Goal of the exercise:
Retype each entry below exactly as it stands.
====== Dataset records
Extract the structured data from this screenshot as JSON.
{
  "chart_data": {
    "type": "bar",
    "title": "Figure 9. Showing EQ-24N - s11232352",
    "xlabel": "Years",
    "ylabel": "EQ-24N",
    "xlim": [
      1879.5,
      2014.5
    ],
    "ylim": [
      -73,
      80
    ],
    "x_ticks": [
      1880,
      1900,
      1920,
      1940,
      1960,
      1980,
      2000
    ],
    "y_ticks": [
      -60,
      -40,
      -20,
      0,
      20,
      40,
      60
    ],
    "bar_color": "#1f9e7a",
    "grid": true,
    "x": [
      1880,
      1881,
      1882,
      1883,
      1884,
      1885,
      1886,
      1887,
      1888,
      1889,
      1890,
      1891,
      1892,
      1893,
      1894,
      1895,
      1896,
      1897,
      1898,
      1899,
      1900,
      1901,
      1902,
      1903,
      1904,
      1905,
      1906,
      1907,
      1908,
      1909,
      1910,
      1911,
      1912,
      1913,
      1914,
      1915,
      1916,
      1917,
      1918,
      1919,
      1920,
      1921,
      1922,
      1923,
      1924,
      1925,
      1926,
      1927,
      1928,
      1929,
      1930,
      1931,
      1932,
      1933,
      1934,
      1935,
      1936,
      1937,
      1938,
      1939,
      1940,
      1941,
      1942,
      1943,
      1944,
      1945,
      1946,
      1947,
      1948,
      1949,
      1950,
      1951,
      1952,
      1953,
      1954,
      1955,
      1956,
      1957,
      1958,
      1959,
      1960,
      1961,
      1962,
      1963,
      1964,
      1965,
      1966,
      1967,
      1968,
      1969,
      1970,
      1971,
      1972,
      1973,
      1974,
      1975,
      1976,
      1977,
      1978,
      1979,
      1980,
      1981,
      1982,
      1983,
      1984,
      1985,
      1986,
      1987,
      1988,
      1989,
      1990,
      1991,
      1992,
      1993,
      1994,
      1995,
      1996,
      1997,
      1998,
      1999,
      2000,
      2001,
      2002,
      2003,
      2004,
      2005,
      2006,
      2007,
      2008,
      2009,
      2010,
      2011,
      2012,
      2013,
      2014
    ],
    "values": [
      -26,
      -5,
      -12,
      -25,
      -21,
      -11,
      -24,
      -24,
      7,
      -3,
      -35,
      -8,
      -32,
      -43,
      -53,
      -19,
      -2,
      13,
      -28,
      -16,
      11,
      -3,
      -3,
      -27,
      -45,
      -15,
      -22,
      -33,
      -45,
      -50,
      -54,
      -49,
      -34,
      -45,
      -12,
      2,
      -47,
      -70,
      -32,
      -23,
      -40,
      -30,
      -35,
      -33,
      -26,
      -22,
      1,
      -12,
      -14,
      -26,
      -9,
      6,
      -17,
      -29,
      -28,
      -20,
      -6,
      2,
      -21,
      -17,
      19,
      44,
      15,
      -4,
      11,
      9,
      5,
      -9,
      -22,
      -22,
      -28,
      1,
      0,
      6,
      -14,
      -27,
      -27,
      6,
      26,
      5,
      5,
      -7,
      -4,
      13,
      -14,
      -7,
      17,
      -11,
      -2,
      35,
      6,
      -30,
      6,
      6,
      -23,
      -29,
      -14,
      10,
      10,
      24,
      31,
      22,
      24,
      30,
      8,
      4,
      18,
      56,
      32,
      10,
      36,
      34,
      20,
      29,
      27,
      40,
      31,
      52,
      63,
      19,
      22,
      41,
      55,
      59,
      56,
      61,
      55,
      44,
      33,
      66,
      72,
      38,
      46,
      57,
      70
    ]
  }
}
============
Result for this task:
Extract the structured data from this screenshot as JSON.
{
  "chart_data": {
    "type": "bar",
    "title": "Figure 9. Showing EQ-24N - s11232352",
    "xlabel": "Years",
    "ylabel": "EQ-24N",
    "xlim": [
      1879.5,
      2014.5
    ],
    "ylim": [
      -73,
      80
    ],
    "x_ticks": [
      1880,
      1900,
      1920,
      1940,
      1960,
      1980,
      2000
    ],
    "y_ticks": [
      -60,
      -40,
      -20,
      0,
      20,
      40,
      60
    ],
    "bar_color": "#1f9e7a",
    "grid": true,
    "x": [
      1880,
      1881,
      1882,
      1883,
      1884,
      1885,
      1886,
      1887,
      1888,
      1889,
      1890,
      1891,
      1892,
      1893,
      1894,
      1895,
      1896,
      1897,
      1898,
      1899,
      1900,
      1901,
      1902,
      1903,
      1904,
      1905,
      1906,
      1907,
      1908,
      1909,
      1910,
      1911,
      1912,
      1913,
      1914,
      1915,
      1916,
      1917,
      1918,
      1919,
      1920,
      1921,
      1922,
      1923,
      1924,
      1925,
      1926,
      1927,
      1928,
      1929,
      1930,
      1931,
      1932,
      1933,
      1934,
      1935,
      1936,
      1937,
      1938,
      1939,
      1940,
      1941,
      1942,
      1943,
      1944,
      1945,
      1946,
      1947,
      1948,
      1949,
      1950,
      1951,
      1952,
      1953,
      1954,
      1955,
      1956,
      1957,
      1958,
      1959,
      1960,
      1961,
      1962,
      1963,
      1964,
      1965,
      1966,
      1967,
      1968,
      1969,
      1970,
      1971,
      1972,
      1973,
      1974,
      1975,
      1976,
      1977,
      1978,
      1979,
      1980,
      1981,
      1982,
      1983,
      1984,
      1985,
      1986,
      1987,
      1988,
      1989,
      1990,
      1991,
      1992,
      1993,
      1994,
      1995,
      1996,
      1997,
      1998,
      1999,
      2000,
      2001,
      2002,
      2003,
      2004,
      2005,
      2006,
      2007,
      2008,
      2009,
      2010,
      2011,
      2012,
      2013,
      2014
    ],
    "values": [
      -26,
      -5,
      -12,
      -25,
      -21,
      -11,
      -24,
      -24,
      7,
      -3,
      -35,
      -8,
      -32,
      -43,
      -53,
      -19,
      -2,
      13,
      -28,
      -16,
      11,
      -3,
      -3,
      -27,
      -45,
      -15,
      -22,
      -33,
      -45,
      -50,
      -54,
      -49,
      -34,
      -45,
      -12,
      2,
      -47,
      -70,
      -32,
      -23,
      -40,
      -30,
      -35,
      -33,
      -26,
      -22,
      1,
      -12,
      -14,
      -26,
      -9,
      6,
      -17,
      -29,
      -28,
      -20,
      -6,
      2,
      -21,
      -17,
      19,
      44,
      15,
      -4,
      11,
      9,
      5,
      -9,
      -22,
      -22,
      -28,
      1,
      0,
      6,
      -14,
      -27,
      -27,
      6,
      26,
      5,
      5,
      -7,
      -4,
      13,
      -14,
      -7,
      17,
      -11,
      -2,
      35,
      6,
      -30,
      6,
      6,
      -23,
      -29,
      -14,
      10,
      10,
      24,
      31,
      22,
      24,
      30,
      8,
      4,
      18,
      56,
      32,
      10,
      36,
      34,
      20,
      29,
      27,
      40,
      31,
      52,
      63,
      19,
      22,
      41,
      55,
      59,
      56,
      61,
      55,
      44,
      33,
      66,
      72,
      38,
      46,
      57,
      70
    ]
  }
}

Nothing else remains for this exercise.